Stored data entries:
>>>>
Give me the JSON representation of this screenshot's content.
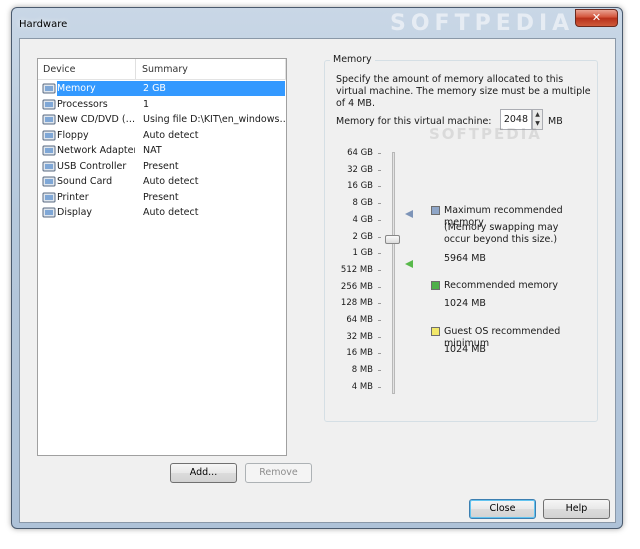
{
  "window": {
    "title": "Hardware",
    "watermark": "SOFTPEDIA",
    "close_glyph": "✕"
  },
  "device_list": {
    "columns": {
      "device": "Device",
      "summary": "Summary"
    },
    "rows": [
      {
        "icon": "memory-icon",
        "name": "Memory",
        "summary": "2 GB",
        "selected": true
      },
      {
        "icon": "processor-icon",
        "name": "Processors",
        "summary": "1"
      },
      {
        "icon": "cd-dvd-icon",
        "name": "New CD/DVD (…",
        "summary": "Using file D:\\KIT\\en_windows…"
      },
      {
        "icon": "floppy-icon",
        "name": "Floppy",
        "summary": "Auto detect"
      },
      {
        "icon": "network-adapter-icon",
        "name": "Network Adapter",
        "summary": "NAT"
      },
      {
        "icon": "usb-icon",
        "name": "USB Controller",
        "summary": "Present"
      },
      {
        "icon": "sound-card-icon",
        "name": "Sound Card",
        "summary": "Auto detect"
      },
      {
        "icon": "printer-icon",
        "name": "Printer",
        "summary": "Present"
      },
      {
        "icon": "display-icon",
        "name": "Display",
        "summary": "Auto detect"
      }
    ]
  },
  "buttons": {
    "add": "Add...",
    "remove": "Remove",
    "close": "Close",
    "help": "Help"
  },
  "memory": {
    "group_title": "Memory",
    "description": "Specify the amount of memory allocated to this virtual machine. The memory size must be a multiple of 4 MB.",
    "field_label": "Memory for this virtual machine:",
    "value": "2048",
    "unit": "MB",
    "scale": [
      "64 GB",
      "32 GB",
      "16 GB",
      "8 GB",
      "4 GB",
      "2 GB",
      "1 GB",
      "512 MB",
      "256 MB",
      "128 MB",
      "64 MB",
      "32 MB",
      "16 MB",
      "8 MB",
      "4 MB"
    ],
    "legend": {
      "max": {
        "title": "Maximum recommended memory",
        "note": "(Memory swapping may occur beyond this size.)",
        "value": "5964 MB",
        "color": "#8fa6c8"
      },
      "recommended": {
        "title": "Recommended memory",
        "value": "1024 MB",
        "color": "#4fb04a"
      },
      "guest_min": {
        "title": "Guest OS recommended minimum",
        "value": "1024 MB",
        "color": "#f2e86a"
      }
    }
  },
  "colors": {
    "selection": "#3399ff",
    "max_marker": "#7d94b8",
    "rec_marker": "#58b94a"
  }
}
<<<<
→ **What you have to do**: Pull out all lines in the data above that include "this".

→ **Answer to the problem**:
Give me the JSON representation of this screenshot's content.
    "description": "Specify the amount of memory allocated to this virtual machine. The memory size must be a multiple of 4 MB.",
    "field_label": "Memory for this virtual machine:",
        "note": "(Memory swapping may occur beyond this size.)",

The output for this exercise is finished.